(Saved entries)
begin

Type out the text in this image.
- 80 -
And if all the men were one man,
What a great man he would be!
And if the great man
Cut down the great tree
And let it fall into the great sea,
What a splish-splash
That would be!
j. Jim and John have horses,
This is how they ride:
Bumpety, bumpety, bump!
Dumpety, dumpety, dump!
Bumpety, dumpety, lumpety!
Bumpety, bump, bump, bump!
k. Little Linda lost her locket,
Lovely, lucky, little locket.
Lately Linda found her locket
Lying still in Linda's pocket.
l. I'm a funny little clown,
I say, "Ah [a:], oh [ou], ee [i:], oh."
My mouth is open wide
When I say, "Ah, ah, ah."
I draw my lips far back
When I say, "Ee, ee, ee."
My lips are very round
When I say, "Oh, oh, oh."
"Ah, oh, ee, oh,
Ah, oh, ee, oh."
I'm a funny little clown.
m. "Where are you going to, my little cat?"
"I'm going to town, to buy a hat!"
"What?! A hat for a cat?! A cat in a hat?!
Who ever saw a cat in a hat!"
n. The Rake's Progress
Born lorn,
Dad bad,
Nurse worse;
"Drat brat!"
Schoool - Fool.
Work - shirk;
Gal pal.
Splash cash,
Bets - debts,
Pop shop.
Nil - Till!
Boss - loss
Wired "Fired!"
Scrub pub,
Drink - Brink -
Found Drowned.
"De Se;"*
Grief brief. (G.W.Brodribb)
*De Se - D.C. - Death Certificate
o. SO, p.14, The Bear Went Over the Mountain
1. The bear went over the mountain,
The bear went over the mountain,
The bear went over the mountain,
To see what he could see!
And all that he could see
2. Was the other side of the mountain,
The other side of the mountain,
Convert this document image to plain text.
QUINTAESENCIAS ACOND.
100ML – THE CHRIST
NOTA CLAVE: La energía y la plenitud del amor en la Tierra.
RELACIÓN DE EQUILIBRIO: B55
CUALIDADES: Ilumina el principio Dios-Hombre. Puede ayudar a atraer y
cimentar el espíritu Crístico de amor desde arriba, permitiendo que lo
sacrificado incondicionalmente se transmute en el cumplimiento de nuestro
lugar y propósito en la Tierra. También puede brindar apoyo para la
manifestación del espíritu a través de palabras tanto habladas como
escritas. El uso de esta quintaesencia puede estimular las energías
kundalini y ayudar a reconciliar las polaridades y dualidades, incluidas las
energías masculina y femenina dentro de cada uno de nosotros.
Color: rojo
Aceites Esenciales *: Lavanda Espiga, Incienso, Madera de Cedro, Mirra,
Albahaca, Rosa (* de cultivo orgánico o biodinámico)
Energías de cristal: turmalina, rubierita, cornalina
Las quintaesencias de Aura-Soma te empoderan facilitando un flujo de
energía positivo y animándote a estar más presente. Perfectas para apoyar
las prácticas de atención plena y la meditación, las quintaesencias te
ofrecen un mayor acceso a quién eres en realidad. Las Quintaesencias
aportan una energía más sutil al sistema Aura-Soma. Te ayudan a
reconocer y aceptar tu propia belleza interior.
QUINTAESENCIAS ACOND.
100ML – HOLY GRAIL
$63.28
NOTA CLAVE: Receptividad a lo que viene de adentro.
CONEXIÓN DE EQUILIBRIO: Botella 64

end

* Work to do
What is the number of lines in the records that contain "CLAVE"? Give that number only.

* Exercise result
2